### TASK REQUIREMENTS
Reproduce the rows from the line with "icon-name: AlipayFill — [463, 382, 528, 399]" to the line with "sidebar-nav: 按钮-Button 输入框-InputBox", both included.

### MATERIAL PROVIDED
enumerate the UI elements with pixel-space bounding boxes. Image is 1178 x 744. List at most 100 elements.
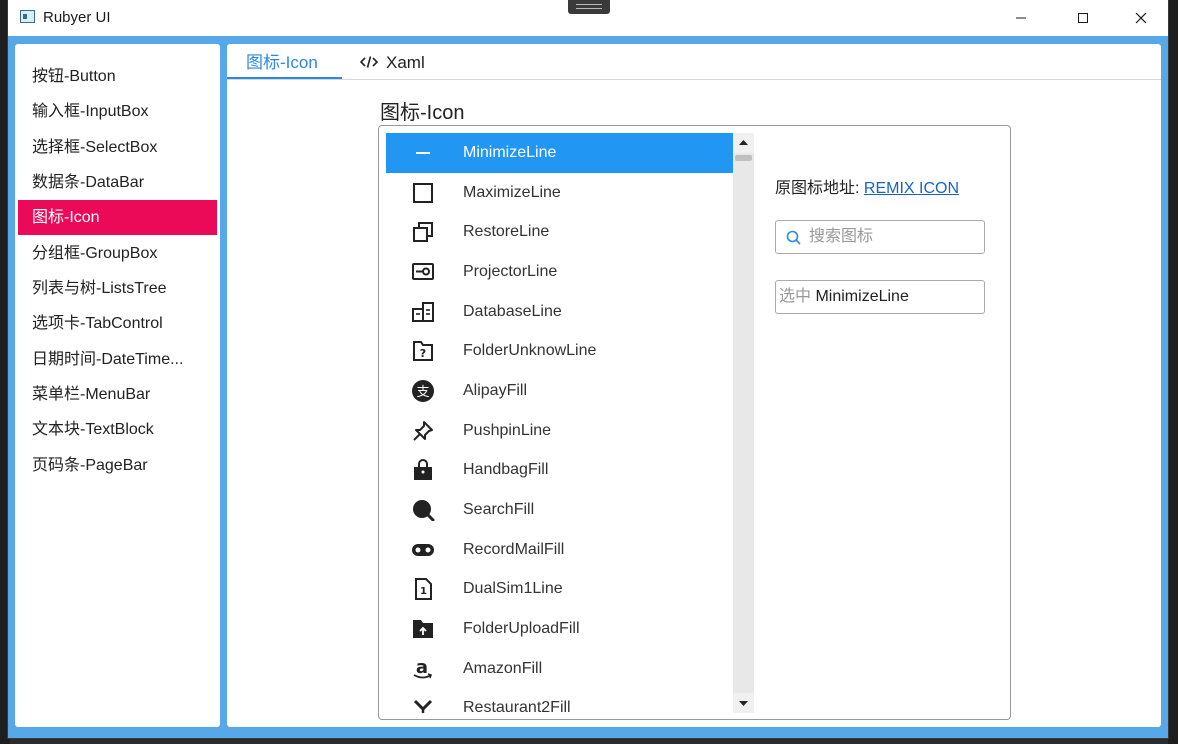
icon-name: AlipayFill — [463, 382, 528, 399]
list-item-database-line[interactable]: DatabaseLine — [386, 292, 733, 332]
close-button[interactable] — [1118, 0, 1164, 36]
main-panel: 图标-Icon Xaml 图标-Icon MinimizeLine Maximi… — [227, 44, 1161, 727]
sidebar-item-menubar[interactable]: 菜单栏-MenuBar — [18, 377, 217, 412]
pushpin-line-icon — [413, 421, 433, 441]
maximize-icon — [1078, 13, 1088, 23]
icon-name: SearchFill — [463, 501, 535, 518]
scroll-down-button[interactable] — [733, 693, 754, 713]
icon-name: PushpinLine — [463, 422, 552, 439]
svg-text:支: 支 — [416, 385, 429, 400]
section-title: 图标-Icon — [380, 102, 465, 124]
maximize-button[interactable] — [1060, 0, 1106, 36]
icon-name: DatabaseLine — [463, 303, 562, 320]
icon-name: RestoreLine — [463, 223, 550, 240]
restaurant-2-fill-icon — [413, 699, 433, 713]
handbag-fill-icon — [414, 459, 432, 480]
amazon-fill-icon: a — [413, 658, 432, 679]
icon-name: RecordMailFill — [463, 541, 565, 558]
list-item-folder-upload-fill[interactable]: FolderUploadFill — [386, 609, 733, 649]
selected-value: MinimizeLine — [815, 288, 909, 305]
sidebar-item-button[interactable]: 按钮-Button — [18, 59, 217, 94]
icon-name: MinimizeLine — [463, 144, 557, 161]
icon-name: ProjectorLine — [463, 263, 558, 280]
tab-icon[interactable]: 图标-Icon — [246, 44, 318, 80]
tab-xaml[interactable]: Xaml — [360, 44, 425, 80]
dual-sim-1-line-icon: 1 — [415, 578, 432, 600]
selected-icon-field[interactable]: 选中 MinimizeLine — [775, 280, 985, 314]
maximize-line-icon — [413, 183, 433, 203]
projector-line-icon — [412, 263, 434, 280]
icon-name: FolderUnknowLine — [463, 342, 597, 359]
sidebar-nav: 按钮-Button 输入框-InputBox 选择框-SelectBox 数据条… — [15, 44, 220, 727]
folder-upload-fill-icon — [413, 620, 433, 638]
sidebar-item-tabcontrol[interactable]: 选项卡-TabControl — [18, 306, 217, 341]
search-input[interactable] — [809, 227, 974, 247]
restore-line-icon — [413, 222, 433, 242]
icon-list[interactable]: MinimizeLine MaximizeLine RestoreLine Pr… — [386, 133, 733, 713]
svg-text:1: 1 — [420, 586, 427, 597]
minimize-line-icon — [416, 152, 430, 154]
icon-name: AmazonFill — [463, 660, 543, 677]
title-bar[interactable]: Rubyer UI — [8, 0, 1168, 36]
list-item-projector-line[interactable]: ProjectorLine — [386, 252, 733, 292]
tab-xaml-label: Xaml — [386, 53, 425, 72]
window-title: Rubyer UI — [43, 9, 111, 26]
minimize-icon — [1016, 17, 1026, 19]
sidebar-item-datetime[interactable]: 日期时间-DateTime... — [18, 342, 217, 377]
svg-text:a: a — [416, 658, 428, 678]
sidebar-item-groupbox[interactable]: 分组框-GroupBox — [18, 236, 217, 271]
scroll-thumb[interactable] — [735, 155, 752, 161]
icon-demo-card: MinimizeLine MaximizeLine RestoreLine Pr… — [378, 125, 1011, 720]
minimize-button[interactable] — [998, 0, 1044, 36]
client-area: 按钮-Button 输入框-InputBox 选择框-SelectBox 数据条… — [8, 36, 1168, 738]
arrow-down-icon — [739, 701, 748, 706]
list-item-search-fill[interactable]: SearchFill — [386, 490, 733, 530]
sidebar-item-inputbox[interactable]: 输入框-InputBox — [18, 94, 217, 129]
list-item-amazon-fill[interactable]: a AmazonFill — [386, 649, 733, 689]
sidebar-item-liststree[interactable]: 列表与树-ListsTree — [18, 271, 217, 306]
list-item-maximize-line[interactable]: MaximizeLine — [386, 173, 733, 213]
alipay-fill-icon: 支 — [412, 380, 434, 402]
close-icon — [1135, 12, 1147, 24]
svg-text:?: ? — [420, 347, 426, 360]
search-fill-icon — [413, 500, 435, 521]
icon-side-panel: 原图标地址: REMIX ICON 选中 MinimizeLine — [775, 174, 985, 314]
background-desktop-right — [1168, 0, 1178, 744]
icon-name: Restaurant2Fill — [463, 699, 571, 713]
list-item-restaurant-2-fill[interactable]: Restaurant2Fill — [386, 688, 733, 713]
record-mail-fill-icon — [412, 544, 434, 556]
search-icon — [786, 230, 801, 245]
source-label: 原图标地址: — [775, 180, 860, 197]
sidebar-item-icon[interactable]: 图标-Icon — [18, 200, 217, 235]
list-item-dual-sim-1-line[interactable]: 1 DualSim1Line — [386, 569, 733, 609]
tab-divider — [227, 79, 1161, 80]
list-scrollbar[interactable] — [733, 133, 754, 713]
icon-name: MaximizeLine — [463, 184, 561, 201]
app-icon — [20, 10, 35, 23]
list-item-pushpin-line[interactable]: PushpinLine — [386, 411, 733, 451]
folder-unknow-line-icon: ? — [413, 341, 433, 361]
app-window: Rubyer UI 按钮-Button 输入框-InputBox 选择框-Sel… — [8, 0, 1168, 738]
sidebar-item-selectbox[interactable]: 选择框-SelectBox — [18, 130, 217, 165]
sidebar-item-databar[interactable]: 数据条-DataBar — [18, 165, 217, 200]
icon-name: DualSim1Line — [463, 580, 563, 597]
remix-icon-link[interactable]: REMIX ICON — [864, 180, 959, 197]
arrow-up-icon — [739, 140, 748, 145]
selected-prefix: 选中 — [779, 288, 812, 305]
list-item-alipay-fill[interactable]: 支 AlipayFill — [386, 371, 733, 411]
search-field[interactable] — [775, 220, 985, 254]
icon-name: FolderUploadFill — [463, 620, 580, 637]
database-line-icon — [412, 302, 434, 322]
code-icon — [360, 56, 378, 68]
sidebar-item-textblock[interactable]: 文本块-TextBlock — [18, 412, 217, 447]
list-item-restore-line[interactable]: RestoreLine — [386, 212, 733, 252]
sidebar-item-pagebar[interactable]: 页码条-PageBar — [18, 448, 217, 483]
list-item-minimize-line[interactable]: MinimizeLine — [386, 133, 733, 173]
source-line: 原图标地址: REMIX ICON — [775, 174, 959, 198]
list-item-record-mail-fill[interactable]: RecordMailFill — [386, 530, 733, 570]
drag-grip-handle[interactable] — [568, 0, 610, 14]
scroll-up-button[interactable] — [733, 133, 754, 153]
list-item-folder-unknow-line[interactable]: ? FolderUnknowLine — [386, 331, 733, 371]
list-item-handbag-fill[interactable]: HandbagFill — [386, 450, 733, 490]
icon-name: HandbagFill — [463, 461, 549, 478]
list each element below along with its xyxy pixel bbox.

--

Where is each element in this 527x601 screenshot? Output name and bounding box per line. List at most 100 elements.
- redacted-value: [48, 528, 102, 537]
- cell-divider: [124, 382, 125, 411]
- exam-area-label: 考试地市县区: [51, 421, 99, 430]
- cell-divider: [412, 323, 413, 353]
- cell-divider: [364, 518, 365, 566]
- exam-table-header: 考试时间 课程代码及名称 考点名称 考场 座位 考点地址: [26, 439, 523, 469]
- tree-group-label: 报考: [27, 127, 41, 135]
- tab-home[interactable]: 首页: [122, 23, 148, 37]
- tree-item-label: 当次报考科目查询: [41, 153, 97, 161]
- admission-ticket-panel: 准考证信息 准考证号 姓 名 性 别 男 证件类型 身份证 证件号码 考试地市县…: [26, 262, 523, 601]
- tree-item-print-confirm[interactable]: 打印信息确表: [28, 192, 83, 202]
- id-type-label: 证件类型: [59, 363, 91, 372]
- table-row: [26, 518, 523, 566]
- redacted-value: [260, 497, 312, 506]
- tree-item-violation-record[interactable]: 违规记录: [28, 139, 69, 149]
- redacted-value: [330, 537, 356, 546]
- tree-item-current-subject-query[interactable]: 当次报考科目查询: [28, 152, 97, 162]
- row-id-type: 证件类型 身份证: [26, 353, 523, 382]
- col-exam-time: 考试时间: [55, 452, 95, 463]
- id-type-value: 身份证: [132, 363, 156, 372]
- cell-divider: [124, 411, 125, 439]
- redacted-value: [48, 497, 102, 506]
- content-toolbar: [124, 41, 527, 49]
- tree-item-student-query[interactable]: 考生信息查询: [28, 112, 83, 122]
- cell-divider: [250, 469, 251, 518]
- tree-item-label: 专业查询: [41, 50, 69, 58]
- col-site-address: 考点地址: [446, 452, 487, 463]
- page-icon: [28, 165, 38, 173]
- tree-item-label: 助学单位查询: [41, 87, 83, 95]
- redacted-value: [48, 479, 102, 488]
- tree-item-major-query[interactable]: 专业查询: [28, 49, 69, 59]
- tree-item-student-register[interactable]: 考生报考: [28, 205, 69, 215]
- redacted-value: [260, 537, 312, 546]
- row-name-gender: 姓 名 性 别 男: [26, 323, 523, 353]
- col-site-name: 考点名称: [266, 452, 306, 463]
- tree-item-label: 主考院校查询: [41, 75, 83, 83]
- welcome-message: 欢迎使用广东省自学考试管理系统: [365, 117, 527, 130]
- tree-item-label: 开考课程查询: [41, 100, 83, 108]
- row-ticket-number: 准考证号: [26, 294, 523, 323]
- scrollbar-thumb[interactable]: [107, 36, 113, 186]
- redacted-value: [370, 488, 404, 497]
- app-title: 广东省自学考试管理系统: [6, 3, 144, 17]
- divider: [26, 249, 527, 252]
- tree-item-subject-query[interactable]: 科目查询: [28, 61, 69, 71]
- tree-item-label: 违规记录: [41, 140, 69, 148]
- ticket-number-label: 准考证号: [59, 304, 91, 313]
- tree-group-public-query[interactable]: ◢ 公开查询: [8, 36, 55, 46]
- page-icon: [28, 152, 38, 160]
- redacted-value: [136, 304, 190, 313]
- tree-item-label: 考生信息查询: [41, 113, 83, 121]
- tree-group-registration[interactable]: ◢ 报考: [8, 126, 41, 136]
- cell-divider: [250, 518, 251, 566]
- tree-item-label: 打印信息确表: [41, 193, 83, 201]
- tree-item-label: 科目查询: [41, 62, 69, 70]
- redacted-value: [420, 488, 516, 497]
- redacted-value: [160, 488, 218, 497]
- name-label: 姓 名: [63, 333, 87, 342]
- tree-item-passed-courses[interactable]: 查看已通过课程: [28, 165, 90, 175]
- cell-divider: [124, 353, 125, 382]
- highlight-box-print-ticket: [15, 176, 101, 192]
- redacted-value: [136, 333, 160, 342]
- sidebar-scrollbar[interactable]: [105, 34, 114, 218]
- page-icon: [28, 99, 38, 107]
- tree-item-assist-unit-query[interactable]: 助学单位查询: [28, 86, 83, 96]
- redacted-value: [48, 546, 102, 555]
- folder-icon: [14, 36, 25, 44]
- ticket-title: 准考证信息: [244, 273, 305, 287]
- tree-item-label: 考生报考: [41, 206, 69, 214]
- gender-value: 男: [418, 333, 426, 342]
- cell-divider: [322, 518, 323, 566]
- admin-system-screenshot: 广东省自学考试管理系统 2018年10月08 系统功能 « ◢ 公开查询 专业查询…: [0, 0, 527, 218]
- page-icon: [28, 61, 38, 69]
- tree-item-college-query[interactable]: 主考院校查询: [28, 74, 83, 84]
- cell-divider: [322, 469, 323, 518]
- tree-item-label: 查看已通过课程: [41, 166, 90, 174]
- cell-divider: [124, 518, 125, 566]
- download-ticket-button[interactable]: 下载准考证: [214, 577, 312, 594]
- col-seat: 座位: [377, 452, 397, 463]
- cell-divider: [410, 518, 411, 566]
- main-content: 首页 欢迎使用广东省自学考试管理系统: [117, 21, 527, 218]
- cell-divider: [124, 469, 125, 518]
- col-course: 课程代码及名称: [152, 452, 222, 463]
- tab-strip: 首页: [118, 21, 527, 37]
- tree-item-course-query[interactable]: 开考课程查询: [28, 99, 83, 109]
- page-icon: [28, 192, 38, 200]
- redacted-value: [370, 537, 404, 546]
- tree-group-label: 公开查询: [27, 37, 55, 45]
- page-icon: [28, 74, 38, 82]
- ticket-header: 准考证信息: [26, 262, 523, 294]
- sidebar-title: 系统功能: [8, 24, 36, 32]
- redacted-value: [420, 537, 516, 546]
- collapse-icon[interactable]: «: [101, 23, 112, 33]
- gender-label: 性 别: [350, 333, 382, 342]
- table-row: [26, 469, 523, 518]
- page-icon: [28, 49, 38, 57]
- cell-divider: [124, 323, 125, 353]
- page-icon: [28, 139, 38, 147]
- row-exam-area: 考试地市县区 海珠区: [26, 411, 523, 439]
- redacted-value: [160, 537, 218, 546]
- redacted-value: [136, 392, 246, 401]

### TASK RESPONSE
icon-name: AlipayFill — [463, 382, 528, 399]
list-item-database-line[interactable]: DatabaseLine — [386, 292, 733, 332]
close-button[interactable] — [1118, 0, 1164, 36]
main-panel: 图标-Icon Xaml 图标-Icon MinimizeLine Maximi… — [227, 44, 1161, 727]
sidebar-item-menubar[interactable]: 菜单栏-MenuBar — [18, 377, 217, 412]
pushpin-line-icon — [413, 421, 433, 441]
maximize-icon — [1078, 13, 1088, 23]
icon-name: SearchFill — [463, 501, 535, 518]
scroll-down-button[interactable] — [733, 693, 754, 713]
icon-name: PushpinLine — [463, 422, 552, 439]
svg-text:支: 支 — [416, 385, 429, 400]
section-title: 图标-Icon — [380, 102, 465, 124]
maximize-button[interactable] — [1060, 0, 1106, 36]
icon-name: DatabaseLine — [463, 303, 562, 320]
icon-name: RestoreLine — [463, 223, 550, 240]
restaurant-2-fill-icon — [413, 699, 433, 713]
handbag-fill-icon — [414, 459, 432, 480]
amazon-fill-icon: a — [413, 658, 432, 679]
icon-name: RecordMailFill — [463, 541, 565, 558]
list-item-folder-upload-fill[interactable]: FolderUploadFill — [386, 609, 733, 649]
selected-value: MinimizeLine — [815, 288, 909, 305]
sidebar-item-button[interactable]: 按钮-Button — [18, 59, 217, 94]
icon-name: MinimizeLine — [463, 144, 557, 161]
icon-name: ProjectorLine — [463, 263, 558, 280]
tab-icon[interactable]: 图标-Icon — [246, 44, 318, 80]
tab-xaml[interactable]: Xaml — [360, 44, 425, 80]
dual-sim-1-line-icon: 1 — [415, 578, 432, 600]
selected-icon-field[interactable]: 选中 MinimizeLine — [775, 280, 985, 314]
maximize-line-icon — [413, 183, 433, 203]
projector-line-icon — [412, 263, 434, 280]
icon-name: FolderUnknowLine — [463, 342, 597, 359]
sidebar-nav: 按钮-Button 输入框-InputBox 选择框-SelectBox 数据条… — [15, 44, 220, 727]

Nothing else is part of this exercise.